# [DOKUMEN SUMBER]
┌──

Membongkar Sejarah Kelam Negara
Penghapusan ingatan terhadap sejarah kelam harus dilawan. Film ”The Mother of All Lies” melakukannya.
Tiap orang merupakan bagian dari sejarah. Bukan hanya sebagai personal diri, melainkan juga sebagai seorang warga negara. Luka dan trauma mendalam sebuah keluarga nyatanya adalah kepingan puzzle yang saat disatukan dengan yang lain menjadi wajah utuh sebuah riwayat kelam negara. Masihkah mau tebal telinga dan buta mata?
Film dokumenter dari Maroko berjudul Kadib Abyad yang diterjemahkan menjadi The Mother of All Lies karya sutradara Asmae El Moudir kurang lebih mewakili premis di atas. Film ini diputar sebagai penutup Qumra 2024 di Museum of Islamic Arts, Doha, Qatar, Rabu (6/3/2024). Asmae berangkat dari latar belakang keluarganya dan bagaimana neneknya, Zahra Jeddaoui, disebutnya sebagai induk dari segala kepalsuan yang justru mengantarkannya pada babak lain.

└──

# [DAFTAR ENTRI]
┌──

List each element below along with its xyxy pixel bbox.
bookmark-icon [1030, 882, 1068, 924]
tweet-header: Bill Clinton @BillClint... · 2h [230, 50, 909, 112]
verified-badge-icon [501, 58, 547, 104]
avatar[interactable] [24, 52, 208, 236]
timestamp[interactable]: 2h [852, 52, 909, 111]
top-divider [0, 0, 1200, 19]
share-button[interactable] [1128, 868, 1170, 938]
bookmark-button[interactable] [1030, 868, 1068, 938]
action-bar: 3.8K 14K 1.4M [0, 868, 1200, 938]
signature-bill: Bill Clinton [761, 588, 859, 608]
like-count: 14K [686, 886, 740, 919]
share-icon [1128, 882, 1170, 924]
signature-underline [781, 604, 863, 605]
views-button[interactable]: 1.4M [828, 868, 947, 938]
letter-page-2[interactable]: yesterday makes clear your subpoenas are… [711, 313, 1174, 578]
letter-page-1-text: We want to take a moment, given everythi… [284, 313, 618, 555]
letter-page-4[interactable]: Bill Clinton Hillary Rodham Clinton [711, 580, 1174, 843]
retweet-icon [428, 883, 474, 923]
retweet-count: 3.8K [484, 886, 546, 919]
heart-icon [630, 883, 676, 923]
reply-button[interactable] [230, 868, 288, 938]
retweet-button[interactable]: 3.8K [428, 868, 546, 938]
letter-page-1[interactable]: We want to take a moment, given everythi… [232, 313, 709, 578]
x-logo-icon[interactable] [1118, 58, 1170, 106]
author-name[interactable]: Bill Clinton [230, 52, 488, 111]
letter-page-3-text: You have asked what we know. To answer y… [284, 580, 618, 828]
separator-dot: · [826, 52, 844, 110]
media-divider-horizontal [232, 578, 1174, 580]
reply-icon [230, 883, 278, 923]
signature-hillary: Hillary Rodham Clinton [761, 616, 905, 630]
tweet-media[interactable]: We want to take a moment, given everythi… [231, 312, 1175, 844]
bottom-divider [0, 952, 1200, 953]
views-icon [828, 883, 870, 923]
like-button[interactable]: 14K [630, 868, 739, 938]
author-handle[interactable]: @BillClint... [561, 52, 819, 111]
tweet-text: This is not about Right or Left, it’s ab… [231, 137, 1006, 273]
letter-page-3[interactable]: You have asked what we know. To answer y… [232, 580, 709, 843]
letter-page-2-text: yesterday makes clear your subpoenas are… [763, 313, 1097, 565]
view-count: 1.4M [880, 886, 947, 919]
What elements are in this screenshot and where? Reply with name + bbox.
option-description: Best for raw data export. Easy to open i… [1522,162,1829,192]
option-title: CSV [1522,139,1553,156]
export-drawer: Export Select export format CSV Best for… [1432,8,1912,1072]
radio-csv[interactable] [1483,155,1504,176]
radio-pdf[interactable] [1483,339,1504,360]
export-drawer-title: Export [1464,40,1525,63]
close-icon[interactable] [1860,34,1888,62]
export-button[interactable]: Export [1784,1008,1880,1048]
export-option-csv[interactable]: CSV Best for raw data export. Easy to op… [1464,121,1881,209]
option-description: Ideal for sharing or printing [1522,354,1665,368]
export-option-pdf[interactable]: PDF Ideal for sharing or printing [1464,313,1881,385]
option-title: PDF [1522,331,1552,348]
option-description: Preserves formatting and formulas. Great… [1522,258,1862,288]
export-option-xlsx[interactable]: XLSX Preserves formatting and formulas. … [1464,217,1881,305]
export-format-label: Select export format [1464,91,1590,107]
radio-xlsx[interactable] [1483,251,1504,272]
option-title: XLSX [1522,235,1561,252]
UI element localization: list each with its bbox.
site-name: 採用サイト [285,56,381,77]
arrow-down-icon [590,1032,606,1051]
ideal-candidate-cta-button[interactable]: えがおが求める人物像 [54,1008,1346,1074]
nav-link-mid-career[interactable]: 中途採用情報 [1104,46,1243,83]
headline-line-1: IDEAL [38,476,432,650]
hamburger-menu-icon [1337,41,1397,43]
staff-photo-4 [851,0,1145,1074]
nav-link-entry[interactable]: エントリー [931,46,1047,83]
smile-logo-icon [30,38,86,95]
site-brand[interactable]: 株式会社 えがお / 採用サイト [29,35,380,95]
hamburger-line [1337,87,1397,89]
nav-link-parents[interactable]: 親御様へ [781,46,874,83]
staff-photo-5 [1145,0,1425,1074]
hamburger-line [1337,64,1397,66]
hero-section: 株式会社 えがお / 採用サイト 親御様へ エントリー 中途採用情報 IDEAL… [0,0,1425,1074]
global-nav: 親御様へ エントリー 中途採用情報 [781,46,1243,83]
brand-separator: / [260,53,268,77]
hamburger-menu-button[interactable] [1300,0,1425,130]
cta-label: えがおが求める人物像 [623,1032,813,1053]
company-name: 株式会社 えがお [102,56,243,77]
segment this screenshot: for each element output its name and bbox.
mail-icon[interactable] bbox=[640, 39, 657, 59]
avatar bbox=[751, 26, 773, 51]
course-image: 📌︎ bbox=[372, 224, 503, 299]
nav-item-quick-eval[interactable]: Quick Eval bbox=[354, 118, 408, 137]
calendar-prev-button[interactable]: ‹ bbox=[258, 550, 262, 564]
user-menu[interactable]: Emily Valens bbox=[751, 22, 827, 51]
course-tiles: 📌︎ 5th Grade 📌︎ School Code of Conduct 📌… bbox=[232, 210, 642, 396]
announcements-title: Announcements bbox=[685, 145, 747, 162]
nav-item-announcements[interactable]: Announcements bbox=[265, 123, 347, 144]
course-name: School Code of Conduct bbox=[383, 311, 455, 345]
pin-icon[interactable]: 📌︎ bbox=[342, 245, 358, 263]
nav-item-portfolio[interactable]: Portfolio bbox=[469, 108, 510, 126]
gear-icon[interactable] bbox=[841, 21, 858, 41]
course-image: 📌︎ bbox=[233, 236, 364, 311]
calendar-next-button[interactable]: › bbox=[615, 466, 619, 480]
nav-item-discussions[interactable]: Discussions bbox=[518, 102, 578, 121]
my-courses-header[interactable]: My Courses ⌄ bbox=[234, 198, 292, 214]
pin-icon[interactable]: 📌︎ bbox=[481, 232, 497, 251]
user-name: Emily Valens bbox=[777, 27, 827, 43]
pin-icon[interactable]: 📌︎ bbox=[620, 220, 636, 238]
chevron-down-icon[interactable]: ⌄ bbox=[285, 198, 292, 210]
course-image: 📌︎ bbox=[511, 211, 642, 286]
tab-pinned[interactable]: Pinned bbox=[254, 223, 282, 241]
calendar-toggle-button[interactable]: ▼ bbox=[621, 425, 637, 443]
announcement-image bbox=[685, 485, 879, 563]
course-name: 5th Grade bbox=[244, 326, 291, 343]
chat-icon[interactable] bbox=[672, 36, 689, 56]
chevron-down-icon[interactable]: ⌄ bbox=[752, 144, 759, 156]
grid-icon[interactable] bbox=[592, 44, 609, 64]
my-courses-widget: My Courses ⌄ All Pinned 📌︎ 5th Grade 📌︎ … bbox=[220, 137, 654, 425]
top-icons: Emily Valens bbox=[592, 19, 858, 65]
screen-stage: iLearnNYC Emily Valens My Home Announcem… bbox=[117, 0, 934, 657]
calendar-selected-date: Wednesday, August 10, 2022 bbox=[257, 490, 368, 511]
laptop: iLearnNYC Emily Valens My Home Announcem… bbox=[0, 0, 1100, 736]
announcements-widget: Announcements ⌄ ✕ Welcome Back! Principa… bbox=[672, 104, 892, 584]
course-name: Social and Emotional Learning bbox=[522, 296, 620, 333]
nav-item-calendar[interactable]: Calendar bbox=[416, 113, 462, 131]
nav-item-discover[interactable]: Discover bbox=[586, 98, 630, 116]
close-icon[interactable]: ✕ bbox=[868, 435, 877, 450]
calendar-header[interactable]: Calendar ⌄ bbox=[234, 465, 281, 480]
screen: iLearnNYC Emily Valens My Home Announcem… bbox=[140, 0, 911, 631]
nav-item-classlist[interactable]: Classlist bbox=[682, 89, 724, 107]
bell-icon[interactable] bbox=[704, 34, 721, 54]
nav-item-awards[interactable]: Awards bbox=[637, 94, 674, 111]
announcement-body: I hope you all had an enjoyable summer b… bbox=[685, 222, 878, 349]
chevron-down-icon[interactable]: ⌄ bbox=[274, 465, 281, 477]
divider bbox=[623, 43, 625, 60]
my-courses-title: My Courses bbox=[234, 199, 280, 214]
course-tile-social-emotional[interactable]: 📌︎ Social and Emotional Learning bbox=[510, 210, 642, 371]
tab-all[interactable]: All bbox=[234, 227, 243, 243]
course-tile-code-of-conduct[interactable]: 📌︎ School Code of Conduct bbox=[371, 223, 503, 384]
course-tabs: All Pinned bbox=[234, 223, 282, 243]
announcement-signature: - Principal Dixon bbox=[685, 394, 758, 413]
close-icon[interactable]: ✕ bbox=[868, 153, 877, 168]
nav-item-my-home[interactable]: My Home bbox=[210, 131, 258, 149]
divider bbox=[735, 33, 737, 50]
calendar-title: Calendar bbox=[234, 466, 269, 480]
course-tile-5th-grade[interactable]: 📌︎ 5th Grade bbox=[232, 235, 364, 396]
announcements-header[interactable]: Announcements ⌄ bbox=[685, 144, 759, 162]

└──

# [TUGAS YANG DIBERIKAN 1]
Tentukan apakah setiap pernyataan berikut sesuai dengan artikel tentang film The Mother of All Lies, lalu jawab ya atau tidak disertai kutipan kata-kata artikel yang menentukannya. (a) Film tersebut berasal dari Maroko. (b) Film tersebut diputar sebagai pembuka Qumra 2024. (c) Nenek sang sutradara bernama Zahra Jeddaoui.
# [TUGAS YANG DIBERIKAN 2]
Teruskan artikel tentang film The Mother of All Lies mulai dari kalimat terakhir yang tercantum.

# [HASIL TUGAS 1]
(a) Ya: "Film dokumenter dari Maroko berjudul Kadib Abyad"
(b) Tidak: "Film ini diputar sebagai penutup Qumra 2024"
(c) Ya: "bagaimana neneknya, Zahra Jeddaoui, disebutnya sebagai induk dari segala kepalsuan"

# [HASIL TUGAS 2]
Asmae membuka adegan dengan memasang alat bantu dengar kepada neneknya dan lontaran pertanyaan yang menjadi bingkai cerita berdurasi 96 menit ini. ”Mengapa kamu tidak suka foto?” tanya Asmae yang sempat diajukan berulang kepada sang nenek.
Selanjutnya, ia beranjak pada narasi tentang dirinya yang tak memiliki foto kenangan masa kecil sama sekali. Baru ketika usianya menginjak 12 tahun, ia memiliki kesempatan berfoto di sebuah studio murah dengan latar belakang foto pantai di Hawaii. Momen mengambil foto pertamanya di studio di malam Ramadhan itu menjadi sesuatu yang membahagiakan dirinya.
”Foto berlatar belakang pantai Hawaii ini semacam penanda zaman. Mereka yang memiliki memori berfoto dengan latar belakang ini termasuk orang yang bahagia pada masa itu,” ujar Asmae dalam narasinya.
Ketiadaan dokumentasi keluarga ini pula yang membuat Asmae mengambil pendekatan unik dalam penggarapan dokumenternya menggunakan miniatur. Ayahnya, Mohamed El Moudir, diminta membuat patung kecil dirinya, ayah, ibu, nenek, paman, dan tetangga-tetangga di lingkungan masa kecilnya di kawasan Sbata, Maroko, lengkap dengan bangunan dan jalanan sekitarnya.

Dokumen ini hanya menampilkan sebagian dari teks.